#### Dataset records
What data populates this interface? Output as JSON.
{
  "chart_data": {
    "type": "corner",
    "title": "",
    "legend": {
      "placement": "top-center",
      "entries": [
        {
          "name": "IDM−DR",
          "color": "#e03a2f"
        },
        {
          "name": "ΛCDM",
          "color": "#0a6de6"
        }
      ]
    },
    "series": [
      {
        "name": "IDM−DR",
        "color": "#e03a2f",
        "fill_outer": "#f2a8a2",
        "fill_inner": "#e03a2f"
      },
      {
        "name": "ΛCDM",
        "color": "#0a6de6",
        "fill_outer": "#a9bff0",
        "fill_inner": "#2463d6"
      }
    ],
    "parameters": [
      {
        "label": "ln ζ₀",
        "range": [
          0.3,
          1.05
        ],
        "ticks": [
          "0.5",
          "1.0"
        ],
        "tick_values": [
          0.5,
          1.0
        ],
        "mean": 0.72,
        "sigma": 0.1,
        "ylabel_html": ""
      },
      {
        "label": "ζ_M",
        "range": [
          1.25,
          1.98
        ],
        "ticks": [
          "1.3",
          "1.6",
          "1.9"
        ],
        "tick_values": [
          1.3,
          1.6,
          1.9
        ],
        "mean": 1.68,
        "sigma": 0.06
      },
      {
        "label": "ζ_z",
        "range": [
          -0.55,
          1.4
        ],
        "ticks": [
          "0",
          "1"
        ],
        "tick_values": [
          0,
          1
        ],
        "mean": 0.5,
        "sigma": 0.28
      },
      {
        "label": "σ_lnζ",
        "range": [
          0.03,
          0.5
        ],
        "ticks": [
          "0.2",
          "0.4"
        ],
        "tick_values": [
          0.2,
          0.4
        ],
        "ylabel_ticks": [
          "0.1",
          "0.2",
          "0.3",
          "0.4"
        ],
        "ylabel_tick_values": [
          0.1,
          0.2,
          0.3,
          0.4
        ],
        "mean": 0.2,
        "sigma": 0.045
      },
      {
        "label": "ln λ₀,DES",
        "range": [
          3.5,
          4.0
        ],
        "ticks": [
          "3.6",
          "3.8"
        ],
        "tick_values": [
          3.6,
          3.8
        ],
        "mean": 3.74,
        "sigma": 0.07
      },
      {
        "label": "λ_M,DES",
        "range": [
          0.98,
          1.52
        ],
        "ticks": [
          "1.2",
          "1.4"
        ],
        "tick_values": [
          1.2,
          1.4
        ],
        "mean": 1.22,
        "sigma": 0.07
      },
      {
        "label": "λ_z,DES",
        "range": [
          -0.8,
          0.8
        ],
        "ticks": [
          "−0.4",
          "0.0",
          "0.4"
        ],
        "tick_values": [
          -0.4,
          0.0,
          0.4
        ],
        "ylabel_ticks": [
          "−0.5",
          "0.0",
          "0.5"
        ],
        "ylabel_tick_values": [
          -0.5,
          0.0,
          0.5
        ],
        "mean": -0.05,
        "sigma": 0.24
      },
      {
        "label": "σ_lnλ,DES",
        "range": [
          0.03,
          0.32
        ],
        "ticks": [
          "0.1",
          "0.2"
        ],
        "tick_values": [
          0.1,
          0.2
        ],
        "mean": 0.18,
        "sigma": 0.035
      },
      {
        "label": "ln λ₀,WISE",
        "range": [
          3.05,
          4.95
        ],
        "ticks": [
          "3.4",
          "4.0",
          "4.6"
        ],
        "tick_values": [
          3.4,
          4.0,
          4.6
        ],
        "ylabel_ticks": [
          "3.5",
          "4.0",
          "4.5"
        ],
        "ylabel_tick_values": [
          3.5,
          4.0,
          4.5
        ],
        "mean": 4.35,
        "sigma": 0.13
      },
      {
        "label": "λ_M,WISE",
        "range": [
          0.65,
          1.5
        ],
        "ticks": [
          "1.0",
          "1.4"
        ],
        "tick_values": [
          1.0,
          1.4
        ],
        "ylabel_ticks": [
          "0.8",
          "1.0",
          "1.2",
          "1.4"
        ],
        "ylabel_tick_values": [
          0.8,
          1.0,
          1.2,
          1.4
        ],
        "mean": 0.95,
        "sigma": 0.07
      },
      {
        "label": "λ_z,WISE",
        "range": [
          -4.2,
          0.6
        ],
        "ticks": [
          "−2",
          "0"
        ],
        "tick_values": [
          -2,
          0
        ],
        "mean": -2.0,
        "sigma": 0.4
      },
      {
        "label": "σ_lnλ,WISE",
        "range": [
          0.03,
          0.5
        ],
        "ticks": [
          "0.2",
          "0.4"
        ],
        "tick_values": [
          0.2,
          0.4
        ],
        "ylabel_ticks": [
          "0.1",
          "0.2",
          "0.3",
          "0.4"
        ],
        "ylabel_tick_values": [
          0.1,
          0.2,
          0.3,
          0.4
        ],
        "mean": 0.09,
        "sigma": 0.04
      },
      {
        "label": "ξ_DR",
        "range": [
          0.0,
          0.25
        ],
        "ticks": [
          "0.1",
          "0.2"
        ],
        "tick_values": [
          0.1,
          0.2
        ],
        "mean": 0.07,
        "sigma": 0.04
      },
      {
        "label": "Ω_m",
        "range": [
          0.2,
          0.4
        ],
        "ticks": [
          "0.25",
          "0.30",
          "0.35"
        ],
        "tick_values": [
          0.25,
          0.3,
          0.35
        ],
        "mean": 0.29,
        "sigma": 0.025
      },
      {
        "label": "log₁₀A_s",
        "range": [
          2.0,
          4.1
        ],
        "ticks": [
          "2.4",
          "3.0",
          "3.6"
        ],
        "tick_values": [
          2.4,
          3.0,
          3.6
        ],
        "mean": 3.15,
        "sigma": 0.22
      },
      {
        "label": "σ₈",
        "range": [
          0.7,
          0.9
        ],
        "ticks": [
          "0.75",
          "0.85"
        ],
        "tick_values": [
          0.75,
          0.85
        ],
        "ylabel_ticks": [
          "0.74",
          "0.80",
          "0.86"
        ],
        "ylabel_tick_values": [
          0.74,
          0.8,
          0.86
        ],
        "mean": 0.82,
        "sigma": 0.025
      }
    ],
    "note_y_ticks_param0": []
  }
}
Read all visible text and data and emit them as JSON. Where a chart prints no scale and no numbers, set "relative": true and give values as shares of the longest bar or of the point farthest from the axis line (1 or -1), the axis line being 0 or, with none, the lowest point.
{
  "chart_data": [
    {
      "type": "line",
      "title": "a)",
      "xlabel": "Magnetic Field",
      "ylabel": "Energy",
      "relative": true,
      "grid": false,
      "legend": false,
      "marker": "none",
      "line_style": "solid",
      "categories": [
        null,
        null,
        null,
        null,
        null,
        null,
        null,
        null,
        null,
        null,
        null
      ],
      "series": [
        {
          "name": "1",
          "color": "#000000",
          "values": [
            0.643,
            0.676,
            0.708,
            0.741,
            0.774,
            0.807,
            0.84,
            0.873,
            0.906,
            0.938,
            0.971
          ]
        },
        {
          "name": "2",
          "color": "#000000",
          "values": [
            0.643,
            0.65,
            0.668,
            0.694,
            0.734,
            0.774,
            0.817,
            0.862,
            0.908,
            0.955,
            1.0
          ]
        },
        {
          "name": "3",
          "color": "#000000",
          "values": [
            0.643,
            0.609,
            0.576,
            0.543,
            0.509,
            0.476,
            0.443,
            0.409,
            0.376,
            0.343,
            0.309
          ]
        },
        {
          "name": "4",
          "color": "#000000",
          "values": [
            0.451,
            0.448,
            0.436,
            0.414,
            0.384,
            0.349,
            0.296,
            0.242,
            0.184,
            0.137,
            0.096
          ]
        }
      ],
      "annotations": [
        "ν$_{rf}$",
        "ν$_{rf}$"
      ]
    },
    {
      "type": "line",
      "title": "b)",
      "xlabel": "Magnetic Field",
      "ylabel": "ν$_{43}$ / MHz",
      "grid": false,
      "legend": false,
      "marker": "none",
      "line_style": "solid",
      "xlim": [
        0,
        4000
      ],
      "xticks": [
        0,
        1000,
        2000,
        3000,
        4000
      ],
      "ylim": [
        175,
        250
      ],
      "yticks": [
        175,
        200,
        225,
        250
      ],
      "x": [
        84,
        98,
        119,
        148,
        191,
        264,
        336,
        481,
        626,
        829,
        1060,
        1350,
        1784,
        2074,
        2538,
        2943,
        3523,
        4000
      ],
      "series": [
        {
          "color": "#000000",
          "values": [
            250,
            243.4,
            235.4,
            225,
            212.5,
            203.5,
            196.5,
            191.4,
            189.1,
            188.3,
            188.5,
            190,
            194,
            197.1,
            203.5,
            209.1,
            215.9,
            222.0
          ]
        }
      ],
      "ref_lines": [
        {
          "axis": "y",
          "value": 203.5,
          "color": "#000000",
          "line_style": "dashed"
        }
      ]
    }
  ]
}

#### Problem details
Select every line in the material above where the string "name" occurs, and copy it.

#### Finished answer
          "name": "IDM−DR",
          "name": "ΛCDM",
        "name": "IDM−DR",
        "name": "ΛCDM",
          "name": "1",
          "name": "2",
          "name": "3",
          "name": "4",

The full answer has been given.